Aim ->
Each entry below is to be extracted exactly.

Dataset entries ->
■ ■ ■ ■ ■

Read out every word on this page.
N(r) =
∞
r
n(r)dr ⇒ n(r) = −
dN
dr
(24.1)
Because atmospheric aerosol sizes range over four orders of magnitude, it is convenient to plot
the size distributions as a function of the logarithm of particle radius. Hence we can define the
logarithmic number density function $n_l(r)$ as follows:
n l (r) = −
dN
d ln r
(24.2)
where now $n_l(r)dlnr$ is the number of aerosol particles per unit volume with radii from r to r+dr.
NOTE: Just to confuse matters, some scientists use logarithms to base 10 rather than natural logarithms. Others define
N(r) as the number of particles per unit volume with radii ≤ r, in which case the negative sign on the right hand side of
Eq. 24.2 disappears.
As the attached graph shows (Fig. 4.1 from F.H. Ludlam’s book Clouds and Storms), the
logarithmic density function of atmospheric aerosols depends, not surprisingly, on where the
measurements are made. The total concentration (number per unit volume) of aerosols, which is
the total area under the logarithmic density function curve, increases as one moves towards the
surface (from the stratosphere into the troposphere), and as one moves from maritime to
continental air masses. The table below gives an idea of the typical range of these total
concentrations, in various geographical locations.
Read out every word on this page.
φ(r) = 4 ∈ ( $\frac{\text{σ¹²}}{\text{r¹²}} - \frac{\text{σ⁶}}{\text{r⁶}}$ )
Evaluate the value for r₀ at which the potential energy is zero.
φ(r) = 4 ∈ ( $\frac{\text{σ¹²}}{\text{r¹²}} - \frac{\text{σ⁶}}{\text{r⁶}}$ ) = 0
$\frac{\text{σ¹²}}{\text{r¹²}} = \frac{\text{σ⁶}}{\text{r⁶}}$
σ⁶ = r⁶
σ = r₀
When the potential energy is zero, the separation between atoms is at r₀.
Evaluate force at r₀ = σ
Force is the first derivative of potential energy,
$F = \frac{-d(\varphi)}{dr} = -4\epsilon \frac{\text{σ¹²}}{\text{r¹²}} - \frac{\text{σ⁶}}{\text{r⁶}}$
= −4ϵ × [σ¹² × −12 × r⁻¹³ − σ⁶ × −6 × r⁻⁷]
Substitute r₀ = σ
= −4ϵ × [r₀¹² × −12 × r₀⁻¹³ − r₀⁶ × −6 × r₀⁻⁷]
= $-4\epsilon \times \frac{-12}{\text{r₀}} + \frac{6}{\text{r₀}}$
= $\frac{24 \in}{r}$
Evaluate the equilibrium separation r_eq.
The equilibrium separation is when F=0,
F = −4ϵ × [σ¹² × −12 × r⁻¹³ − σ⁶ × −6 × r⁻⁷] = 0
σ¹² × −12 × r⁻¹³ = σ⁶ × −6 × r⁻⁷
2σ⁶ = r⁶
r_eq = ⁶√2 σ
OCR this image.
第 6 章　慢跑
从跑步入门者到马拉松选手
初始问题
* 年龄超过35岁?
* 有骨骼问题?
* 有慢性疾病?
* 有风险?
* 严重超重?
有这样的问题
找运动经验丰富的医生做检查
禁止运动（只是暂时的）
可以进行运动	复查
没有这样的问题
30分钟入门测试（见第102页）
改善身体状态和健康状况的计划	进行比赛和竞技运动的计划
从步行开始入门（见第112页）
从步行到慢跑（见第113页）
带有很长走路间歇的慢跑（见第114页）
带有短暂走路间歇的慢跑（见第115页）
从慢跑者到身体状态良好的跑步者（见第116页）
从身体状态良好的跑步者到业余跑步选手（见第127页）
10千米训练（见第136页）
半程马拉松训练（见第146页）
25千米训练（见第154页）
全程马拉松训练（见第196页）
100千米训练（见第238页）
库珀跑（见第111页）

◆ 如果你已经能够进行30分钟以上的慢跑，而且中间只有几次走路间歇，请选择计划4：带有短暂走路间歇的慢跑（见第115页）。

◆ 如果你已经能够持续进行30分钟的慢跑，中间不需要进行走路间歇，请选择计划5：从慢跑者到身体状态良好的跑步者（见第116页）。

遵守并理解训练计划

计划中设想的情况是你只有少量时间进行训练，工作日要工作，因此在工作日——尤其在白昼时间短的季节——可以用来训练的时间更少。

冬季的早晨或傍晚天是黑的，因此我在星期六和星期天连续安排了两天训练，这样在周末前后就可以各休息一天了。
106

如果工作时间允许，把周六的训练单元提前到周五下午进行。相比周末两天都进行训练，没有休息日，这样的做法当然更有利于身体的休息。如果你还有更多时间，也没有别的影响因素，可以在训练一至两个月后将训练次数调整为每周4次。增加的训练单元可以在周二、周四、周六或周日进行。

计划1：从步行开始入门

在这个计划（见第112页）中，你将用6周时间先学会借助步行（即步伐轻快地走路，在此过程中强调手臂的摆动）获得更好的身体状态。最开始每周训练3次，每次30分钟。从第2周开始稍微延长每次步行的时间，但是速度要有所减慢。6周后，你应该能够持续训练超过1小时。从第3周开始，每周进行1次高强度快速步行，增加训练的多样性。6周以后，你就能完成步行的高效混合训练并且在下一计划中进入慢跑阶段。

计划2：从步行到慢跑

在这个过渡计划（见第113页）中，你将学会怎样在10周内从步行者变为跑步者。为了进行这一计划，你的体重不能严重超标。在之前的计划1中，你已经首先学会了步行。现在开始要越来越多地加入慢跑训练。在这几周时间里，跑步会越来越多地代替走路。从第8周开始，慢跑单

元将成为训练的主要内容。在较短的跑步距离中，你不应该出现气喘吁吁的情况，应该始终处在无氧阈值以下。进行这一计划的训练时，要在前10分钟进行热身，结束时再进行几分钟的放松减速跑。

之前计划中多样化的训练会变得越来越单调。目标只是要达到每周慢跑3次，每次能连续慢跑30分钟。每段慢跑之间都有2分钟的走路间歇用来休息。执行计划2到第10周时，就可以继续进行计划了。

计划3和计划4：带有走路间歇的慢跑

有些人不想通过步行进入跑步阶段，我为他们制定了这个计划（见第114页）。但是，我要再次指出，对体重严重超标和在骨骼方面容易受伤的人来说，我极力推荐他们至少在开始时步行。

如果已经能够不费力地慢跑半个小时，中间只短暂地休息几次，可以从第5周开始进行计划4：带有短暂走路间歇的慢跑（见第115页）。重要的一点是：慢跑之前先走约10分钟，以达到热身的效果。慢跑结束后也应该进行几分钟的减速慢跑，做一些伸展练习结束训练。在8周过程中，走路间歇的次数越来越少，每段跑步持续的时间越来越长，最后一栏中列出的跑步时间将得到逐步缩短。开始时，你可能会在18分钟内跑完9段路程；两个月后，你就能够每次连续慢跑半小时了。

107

■ ■ ■ ■ ■

Exercise output ->
Read out every word on this page.
N(r) =
∞
r
n(r)dr ⇒ n(r) = −
dN
dr
(24.1)
Because atmospheric aerosol sizes range over four orders of magnitude, it is convenient to plot
the size distributions as a function of the logarithm of particle radius. Hence we can define the
logarithmic number density function $n_l(r)$ as follows:
n l (r) = −
dN
d ln r
(24.2)
where now $n_l(r)dlnr$ is the number of aerosol particles per unit volume with radii from r to r+dr.
NOTE: Just to confuse matters, some scientists use logarithms to base 10 rather than natural logarithms. Others define
N(r) as the number of particles per unit volume with radii ≤ r, in which case the negative sign on the right hand side of
Eq. 24.2 disappears.
As the attached graph shows (Fig. 4.1 from F.H. Ludlam’s book Clouds and Storms), the
logarithmic density function of atmospheric aerosols depends, not surprisingly, on where the
measurements are made. The total concentration (number per unit volume) of aerosols, which is
the total area under the logarithmic density function curve, increases as one moves towards the
surface (from the stratosphere into the troposphere), and as one moves from maritime to
continental air masses. The table below gives an idea of the typical range of these total
concentrations, in various geographical locations.
Read out every word on this page.
φ(r) = 4 ∈ ( $\frac{\text{σ¹²}}{\text{r¹²}} - \frac{\text{σ⁶}}{\text{r⁶}}$ )
Evaluate the value for r₀ at which the potential energy is zero.
φ(r) = 4 ∈ ( $\frac{\text{σ¹²}}{\text{r¹²}} - \frac{\text{σ⁶}}{\text{r⁶}}$ ) = 0
$\frac{\text{σ¹²}}{\text{r¹²}} = \frac{\text{σ⁶}}{\text{r⁶}}$
σ⁶ = r⁶
σ = r₀
When the potential energy is zero, the separation between atoms is at r₀.
Evaluate force at r₀ = σ
Force is the first derivative of potential energy,
$F = \frac{-d(\varphi)}{dr} = -4\epsilon \frac{\text{σ¹²}}{\text{r¹²}} - \frac{\text{σ⁶}}{\text{r⁶}}$
= −4ϵ × [σ¹² × −12 × r⁻¹³ − σ⁶ × −6 × r⁻⁷]
Substitute r₀ = σ
= −4ϵ × [r₀¹² × −12 × r₀⁻¹³ − r₀⁶ × −6 × r₀⁻⁷]
= $-4\epsilon \times \frac{-12}{\text{r₀}} + \frac{6}{\text{r₀}}$
= $\frac{24 \in}{r}$
Evaluate the equilibrium separation r_eq.
The equilibrium separation is when F=0,
F = −4ϵ × [σ¹² × −12 × r⁻¹³ − σ⁶ × −6 × r⁻⁷] = 0
σ¹² × −12 × r⁻¹³ = σ⁶ × −6 × r⁻⁷
2σ⁶ = r⁶
r_eq = ⁶√2 σ
OCR this image.
第 6 章　慢跑
从跑步入门者到马拉松选手
初始问题
* 年龄超过35岁?
* 有骨骼问题?
* 有慢性疾病?
* 有风险?
* 严重超重?
有这样的问题
找运动经验丰富的医生做检查
禁止运动（只是暂时的）
可以进行运动	复查
没有这样的问题
30分钟入门测试（见第102页）
改善身体状态和健康状况的计划	进行比赛和竞技运动的计划
从步行开始入门（见第112页）
从步行到慢跑（见第113页）
带有很长走路间歇的慢跑（见第114页）
带有短暂走路间歇的慢跑（见第115页）
从慢跑者到身体状态良好的跑步者（见第116页）
从身体状态良好的跑步者到业余跑步选手（见第127页）
10千米训练（见第136页）
半程马拉松训练（见第146页）
25千米训练（见第154页）
全程马拉松训练（见第196页）
100千米训练（见第238页）
库珀跑（见第111页）

◆ 如果你已经能够进行30分钟以上的慢跑，而且中间只有几次走路间歇，请选择计划4：带有短暂走路间歇的慢跑（见第115页）。

◆ 如果你已经能够持续进行30分钟的慢跑，中间不需要进行走路间歇，请选择计划5：从慢跑者到身体状态良好的跑步者（见第116页）。

遵守并理解训练计划

计划中设想的情况是你只有少量时间进行训练，工作日要工作，因此在工作日——尤其在白昼时间短的季节——可以用来训练的时间更少。

冬季的早晨或傍晚天是黑的，因此我在星期六和星期天连续安排了两天训练，这样在周末前后就可以各休息一天了。
106

如果工作时间允许，把周六的训练单元提前到周五下午进行。相比周末两天都进行训练，没有休息日，这样的做法当然更有利于身体的休息。如果你还有更多时间，也没有别的影响因素，可以在训练一至两个月后将训练次数调整为每周4次。增加的训练单元可以在周二、周四、周六或周日进行。

计划1：从步行开始入门

在这个计划（见第112页）中，你将用6周时间先学会借助步行（即步伐轻快地走路，在此过程中强调手臂的摆动）获得更好的身体状态。最开始每周训练3次，每次30分钟。从第2周开始稍微延长每次步行的时间，但是速度要有所减慢。6周后，你应该能够持续训练超过1小时。从第3周开始，每周进行1次高强度快速步行，增加训练的多样性。6周以后，你就能完成步行的高效混合训练并且在下一计划中进入慢跑阶段。

计划2：从步行到慢跑

在这个过渡计划（见第113页）中，你将学会怎样在10周内从步行者变为跑步者。为了进行这一计划，你的体重不能严重超标。在之前的计划1中，你已经首先学会了步行。现在开始要越来越多地加入慢跑训练。在这几周时间里，跑步会越来越多地代替走路。从第8周开始，慢跑单

元将成为训练的主要内容。在较短的跑步距离中，你不应该出现气喘吁吁的情况，应该始终处在无氧阈值以下。进行这一计划的训练时，要在前10分钟进行热身，结束时再进行几分钟的放松减速跑。

之前计划中多样化的训练会变得越来越单调。目标只是要达到每周慢跑3次，每次能连续慢跑30分钟。每段慢跑之间都有2分钟的走路间歇用来休息。执行计划2到第10周时，就可以继续进行计划了。

计划3和计划4：带有走路间歇的慢跑

有些人不想通过步行进入跑步阶段，我为他们制定了这个计划（见第114页）。但是，我要再次指出，对体重严重超标和在骨骼方面容易受伤的人来说，我极力推荐他们至少在开始时步行。

如果已经能够不费力地慢跑半个小时，中间只短暂地休息几次，可以从第5周开始进行计划4：带有短暂走路间歇的慢跑（见第115页）。重要的一点是：慢跑之前先走约10分钟，以达到热身的效果。慢跑结束后也应该进行几分钟的减速慢跑，做一些伸展练习结束训练。在8周过程中，走路间歇的次数越来越少，每段跑步持续的时间越来越长，最后一栏中列出的跑步时间将得到逐步缩短。开始时，你可能会在18分钟内跑完9段路程；两个月后，你就能够每次连续慢跑半小时了。

107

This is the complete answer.